VORLIEGENDER TEXTAUSZUG:
Orbáns Partei Fidesz verliert erstmals seit 16 Jahren die Führung in Umfragen.
Wahlkampf mit scharfem Kurs
Nach Angaben von UATV: Ungarns Ministerpräsident Viktor Orbán setzt im Wahlkampf auf eine scharfe Rhetorik gegen die Ukraine. Doch diese Strategie scheint nicht zu tragen: Seine Partei Fidesz liegt in aktuellen Umfragen erstmals seit 16 Jahren nicht mehr an der Spitze. Kurz vor der Wahl, die in zwei Monaten stattfindet, kam es zu provokativen Vorfällen. So wurden etwa Briefe mit Bombendrohungen auf Ukrainisch verschickt, was in der Bevölkerung für Empörung und eine angespannte Stimmung sorgte. Die politische Atmosphäre in Ungarn ist derzeit extrem aufgeheizt.

AUSZÜGE DER DATEN:

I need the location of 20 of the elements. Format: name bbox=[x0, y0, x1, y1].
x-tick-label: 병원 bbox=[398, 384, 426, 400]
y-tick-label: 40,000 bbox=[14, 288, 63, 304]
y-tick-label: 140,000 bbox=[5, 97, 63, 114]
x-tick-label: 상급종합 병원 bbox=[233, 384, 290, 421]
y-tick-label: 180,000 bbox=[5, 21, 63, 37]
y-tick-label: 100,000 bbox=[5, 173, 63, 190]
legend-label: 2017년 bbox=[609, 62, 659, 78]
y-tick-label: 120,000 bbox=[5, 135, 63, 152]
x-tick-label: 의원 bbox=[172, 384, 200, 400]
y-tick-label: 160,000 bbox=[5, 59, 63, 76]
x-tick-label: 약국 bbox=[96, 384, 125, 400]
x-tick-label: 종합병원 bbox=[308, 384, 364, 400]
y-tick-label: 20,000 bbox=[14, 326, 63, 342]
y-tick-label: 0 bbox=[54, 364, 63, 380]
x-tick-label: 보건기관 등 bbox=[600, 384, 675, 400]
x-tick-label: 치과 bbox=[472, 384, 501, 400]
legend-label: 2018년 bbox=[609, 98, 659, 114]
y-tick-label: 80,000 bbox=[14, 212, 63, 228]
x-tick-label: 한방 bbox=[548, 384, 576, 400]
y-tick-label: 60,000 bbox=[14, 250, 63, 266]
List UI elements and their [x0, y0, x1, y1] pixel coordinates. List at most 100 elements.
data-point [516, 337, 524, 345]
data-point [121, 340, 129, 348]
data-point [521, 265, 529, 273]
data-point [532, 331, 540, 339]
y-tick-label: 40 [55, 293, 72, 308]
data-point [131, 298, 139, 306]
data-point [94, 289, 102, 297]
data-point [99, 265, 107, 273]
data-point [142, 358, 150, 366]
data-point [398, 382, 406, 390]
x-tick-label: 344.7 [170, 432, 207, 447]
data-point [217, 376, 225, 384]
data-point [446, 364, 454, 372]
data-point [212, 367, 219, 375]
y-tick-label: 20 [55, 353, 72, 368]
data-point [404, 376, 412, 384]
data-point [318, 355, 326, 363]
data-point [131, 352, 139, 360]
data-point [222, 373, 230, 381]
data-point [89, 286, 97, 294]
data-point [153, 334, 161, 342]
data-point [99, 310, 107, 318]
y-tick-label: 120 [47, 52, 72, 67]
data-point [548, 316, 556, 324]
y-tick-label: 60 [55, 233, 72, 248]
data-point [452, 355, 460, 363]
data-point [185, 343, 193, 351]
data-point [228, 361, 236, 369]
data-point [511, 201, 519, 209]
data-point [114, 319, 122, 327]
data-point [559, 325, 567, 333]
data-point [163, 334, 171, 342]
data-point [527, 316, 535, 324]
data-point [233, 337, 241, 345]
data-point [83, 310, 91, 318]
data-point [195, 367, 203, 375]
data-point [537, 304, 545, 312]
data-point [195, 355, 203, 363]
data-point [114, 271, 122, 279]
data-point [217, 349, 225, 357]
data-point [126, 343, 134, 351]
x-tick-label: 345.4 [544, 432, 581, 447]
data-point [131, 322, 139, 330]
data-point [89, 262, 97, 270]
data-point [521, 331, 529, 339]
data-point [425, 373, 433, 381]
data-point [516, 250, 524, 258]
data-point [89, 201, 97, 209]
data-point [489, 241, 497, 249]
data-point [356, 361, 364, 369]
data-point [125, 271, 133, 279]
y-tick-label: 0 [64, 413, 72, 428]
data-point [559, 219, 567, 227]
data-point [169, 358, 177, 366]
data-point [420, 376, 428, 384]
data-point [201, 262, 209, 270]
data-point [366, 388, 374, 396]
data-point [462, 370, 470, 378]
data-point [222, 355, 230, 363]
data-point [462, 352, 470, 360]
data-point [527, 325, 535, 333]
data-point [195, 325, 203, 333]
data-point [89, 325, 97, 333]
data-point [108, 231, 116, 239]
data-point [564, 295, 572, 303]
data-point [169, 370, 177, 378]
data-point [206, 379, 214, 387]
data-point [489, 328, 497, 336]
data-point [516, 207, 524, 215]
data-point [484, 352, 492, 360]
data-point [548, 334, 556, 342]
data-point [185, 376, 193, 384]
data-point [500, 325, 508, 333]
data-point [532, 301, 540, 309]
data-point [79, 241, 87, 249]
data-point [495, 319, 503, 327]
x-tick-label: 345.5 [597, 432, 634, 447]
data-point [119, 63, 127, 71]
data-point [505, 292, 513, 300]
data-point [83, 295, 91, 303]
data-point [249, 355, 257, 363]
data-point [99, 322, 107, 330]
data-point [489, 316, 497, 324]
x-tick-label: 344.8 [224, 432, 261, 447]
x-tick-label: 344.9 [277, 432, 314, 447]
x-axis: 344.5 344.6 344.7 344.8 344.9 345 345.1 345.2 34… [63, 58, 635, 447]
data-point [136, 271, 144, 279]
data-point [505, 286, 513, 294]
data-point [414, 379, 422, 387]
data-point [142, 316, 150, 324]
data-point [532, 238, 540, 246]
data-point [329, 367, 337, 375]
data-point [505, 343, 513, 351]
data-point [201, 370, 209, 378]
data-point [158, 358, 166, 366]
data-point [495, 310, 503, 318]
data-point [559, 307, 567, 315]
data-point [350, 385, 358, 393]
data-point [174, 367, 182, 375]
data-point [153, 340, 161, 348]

ZU LÖSENDE AUFGABEN:
**1.** Beantworte die folgenden Fragen zum Text über Orbáns Wahlkampf.
(a) Seit wie vielen Jahren liegt Fidesz in Umfragen erstmals nicht mehr an der Spitze?
(b) In wie vielen Monaten findet die Wahl statt?
(c) In welcher Sprache waren die Briefe mit Bombendrohungen verfasst?
**2.** Gib aus dem Text über Orbáns Wahlkampf den Abschnitt wörtlich wieder, beginnend mit „Orbáns Partei Fidesz“ und fortgesetzt bis einschließlich „derzeit extrem aufgeheizt.“.

LÖSUNGEN ZUR ÜBUNG:
**1.**
(a) Seit 16 Jahren.
(b) In zwei Monaten.
(c) Auf Ukrainisch.

**2.**
Orbáns Partei Fidesz verliert erstmals seit 16 Jahren die Führung in Umfragen.
Wahlkampf mit scharfem Kurs
Nach Angaben von UATV: Ungarns Ministerpräsident Viktor Orbán setzt im Wahlkampf auf eine scharfe Rhetorik gegen die Ukraine. Doch diese Strategie scheint nicht zu tragen: Seine Partei Fidesz liegt in aktuellen Umfragen erstmals seit 16 Jahren nicht mehr an der Spitze. Kurz vor der Wahl, die in zwei Monaten stattfindet, kam es zu provokativen Vorfällen. So wurden etwa Briefe mit Bombendrohungen auf Ukrainisch verschickt, was in der Bevölkerung für Empörung und eine angespannte Stimmung sorgte. Die politische Atmosphäre in Ungarn ist derzeit extrem aufgeheizt.